• **Exercise details**
State how many lines of the records contain the string "properties", and give no other information.

══ Information supplied

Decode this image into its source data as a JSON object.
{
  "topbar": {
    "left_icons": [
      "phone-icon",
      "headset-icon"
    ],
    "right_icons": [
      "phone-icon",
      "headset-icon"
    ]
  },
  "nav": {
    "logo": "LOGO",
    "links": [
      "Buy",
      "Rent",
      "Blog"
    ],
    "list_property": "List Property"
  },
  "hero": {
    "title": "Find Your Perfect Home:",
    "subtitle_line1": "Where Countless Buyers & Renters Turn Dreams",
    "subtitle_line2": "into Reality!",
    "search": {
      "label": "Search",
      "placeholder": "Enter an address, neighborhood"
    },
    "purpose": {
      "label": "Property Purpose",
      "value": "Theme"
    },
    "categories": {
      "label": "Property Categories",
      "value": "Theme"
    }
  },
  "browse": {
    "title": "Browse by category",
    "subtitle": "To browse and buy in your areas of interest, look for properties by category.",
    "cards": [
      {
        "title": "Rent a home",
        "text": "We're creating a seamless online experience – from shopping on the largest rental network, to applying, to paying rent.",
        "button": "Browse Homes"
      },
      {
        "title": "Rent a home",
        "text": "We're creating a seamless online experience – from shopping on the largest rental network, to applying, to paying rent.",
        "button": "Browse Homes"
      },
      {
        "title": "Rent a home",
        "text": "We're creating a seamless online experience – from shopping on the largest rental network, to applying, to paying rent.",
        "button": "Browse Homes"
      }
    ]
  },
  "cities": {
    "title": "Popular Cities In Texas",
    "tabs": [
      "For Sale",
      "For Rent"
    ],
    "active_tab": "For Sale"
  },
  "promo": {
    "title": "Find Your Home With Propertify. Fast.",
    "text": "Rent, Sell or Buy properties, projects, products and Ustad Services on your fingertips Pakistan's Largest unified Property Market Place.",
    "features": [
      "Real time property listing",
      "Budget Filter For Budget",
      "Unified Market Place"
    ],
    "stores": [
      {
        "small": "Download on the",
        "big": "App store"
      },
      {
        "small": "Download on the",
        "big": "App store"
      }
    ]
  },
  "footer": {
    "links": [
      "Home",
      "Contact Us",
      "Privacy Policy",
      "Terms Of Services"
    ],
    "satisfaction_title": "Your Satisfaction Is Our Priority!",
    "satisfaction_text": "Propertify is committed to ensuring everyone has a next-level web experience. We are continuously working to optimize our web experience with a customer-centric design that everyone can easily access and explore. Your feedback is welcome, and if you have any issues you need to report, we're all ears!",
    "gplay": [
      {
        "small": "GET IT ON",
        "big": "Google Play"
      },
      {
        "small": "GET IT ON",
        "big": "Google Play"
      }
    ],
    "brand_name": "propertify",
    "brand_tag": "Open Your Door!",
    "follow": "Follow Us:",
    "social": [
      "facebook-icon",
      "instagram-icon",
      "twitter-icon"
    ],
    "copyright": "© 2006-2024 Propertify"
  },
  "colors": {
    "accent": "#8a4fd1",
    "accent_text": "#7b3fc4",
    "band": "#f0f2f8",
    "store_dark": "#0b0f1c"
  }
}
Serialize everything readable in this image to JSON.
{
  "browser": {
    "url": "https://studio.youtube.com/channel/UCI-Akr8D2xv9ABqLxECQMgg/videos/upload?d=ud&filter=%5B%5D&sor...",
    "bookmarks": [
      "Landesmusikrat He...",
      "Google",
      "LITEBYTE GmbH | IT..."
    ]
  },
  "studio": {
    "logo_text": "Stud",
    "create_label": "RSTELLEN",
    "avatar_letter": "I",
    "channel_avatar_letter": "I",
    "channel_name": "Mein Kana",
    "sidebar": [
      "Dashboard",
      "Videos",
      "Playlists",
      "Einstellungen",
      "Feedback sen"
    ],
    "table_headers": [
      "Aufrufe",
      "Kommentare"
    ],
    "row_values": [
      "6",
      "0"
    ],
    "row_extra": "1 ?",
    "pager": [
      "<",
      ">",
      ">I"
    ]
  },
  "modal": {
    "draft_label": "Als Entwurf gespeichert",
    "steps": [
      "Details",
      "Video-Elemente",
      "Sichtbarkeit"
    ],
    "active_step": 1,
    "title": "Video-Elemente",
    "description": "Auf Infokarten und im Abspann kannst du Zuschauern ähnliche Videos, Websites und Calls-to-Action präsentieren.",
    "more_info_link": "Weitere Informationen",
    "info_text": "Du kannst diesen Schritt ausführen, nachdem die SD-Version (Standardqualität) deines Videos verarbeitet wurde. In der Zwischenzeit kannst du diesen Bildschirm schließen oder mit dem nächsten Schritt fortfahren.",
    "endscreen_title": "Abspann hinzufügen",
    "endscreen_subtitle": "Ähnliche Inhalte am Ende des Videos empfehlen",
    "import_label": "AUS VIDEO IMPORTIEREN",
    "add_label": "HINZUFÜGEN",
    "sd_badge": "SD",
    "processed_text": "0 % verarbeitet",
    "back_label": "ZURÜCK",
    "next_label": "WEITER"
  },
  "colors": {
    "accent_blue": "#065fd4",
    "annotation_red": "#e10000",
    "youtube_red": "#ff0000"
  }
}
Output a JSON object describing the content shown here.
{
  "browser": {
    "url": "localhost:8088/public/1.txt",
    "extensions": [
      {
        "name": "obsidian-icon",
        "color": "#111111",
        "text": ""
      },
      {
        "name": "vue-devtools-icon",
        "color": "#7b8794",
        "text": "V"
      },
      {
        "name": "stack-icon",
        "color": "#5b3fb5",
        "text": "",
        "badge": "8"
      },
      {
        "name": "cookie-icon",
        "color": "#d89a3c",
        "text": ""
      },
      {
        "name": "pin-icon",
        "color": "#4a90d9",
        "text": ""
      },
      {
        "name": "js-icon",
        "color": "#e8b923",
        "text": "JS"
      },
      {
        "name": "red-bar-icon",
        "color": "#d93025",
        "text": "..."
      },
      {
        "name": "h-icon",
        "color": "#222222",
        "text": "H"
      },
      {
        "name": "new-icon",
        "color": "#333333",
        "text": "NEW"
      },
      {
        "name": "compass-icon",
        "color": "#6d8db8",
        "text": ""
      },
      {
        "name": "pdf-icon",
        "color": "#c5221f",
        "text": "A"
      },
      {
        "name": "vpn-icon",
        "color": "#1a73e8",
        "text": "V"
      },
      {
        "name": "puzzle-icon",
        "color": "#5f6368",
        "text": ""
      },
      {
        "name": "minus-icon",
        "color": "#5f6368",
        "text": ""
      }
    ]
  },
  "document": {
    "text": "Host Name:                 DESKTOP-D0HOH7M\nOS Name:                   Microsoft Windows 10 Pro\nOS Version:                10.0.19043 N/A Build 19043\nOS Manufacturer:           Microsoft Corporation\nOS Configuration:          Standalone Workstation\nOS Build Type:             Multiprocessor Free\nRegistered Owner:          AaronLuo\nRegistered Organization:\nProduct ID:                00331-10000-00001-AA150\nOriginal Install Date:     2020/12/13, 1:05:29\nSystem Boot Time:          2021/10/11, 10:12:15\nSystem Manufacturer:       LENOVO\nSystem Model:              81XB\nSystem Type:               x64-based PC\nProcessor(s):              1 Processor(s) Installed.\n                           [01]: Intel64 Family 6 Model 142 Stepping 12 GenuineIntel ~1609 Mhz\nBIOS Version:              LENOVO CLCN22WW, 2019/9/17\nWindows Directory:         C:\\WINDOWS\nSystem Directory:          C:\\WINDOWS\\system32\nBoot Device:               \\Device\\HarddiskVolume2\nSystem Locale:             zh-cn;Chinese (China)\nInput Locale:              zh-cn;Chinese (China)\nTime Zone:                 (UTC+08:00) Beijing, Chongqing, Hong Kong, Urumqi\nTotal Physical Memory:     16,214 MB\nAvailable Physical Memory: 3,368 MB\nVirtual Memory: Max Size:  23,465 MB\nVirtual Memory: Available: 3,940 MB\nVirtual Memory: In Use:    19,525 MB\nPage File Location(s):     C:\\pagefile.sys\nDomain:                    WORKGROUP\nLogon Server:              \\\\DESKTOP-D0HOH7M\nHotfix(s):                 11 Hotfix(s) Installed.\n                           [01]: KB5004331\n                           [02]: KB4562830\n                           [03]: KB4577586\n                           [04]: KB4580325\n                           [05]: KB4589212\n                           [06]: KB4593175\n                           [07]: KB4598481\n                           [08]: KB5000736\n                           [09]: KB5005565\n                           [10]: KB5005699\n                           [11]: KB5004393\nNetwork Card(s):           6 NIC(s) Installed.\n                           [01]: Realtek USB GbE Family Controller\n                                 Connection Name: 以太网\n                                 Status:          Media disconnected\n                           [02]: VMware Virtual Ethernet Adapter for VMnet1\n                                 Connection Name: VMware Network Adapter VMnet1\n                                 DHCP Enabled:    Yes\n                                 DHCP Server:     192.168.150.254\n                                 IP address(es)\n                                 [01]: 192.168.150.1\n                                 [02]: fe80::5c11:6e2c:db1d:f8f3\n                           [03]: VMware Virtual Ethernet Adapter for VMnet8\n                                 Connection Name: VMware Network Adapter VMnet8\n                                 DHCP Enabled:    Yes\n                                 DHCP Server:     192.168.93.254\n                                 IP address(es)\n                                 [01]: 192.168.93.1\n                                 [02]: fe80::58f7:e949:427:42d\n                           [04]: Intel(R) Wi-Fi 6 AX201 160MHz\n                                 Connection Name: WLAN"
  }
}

════

• **Task output**
2